*** DATA LISTING
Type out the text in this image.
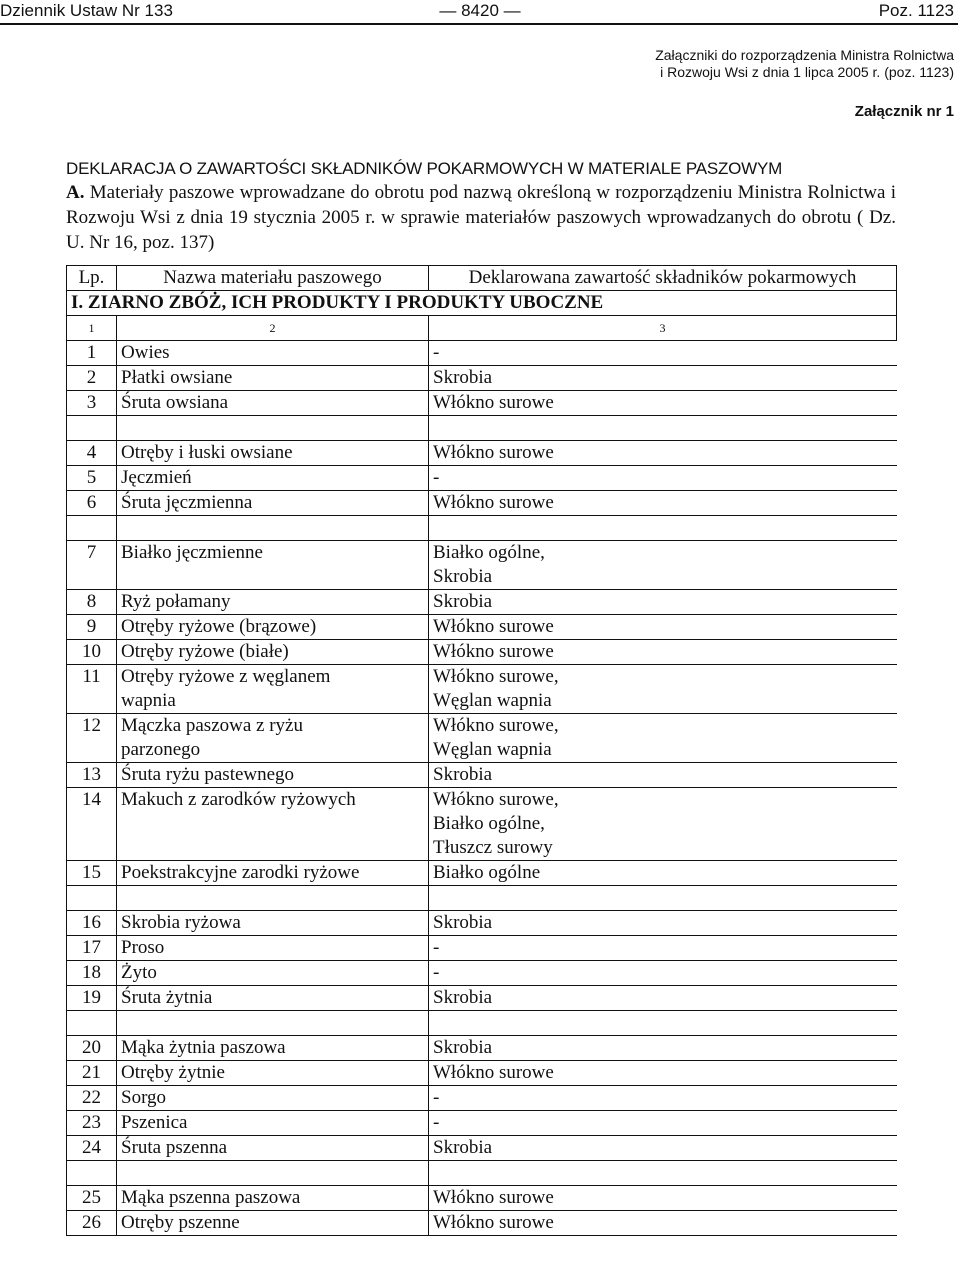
Dziennik Ustaw Nr 133	— 8420 —	Poz. 1123
Załączniki do rozporządzenia Ministra Rolnictwa
i Rozwoju Wsi z dnia 1 lipca 2005 r. (poz. 1123)
Załącznik nr 1
DEKLARACJA O ZAWARTOŚCI SKŁADNIKÓW POKARMOWYCH W MATERIALE PASZOWYM
A. Materiały paszowe wprowadzane do obrotu pod nazwą określoną w rozporządzeniu Ministra Rolnictwa i Rozwoju Wsi z dnia 19 stycznia 2005 r. w sprawie materiałów paszowych wprowadzanych do obrotu ( Dz. U. Nr 16, poz. 137)
Lp.	Nazwa materiału paszowego	Deklarowana zawartość składników pokarmowych
I. ZIARNO ZBÓŻ, ICH PRODUKTY I PRODUKTY UBOCZNE		
1	2	3
1	Owies	-
2	Płatki owsiane	Skrobia
3	Śruta owsiana	Włókno surowe

4	Otręby i łuski owsiane	Włókno surowe
5	Jęczmień	-
6	Śruta jęczmienna	Włókno surowe

7	Białko jęczmienne	Białko ogólne,
Skrobia
8	Ryż połamany	Skrobia
9	Otręby ryżowe (brązowe)	Włókno surowe
10	Otręby ryżowe (białe)	Włókno surowe
11	Otręby ryżowe z węglanem
wapnia	Włókno surowe,
Węglan wapnia
12	Mączka paszowa z ryżu
parzonego	Włókno surowe,
Węglan wapnia
13	Śruta ryżu pastewnego	Skrobia
14	Makuch z zarodków ryżowych	Włókno surowe,
Białko ogólne,
Tłuszcz surowy
15	Poekstrakcyjne zarodki ryżowe	Białko ogólne

16	Skrobia ryżowa	Skrobia
17	Proso	-
18	Żyto	-
19	Śruta żytnia	Skrobia

20	Mąka żytnia paszowa	Skrobia
21	Otręby żytnie	Włókno surowe
22	Sorgo	-
23	Pszenica	-
24	Śruta pszenna	Skrobia

25	Mąka pszenna paszowa	Włókno surowe
26	Otręby pszenne	Włókno surowe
******
DO THIS
Return all lines with the word "żytnia" in them.

THE SOLUTION
19	Śruta żytnia	Skrobia
20	Mąka żytnia paszowa	Skrobia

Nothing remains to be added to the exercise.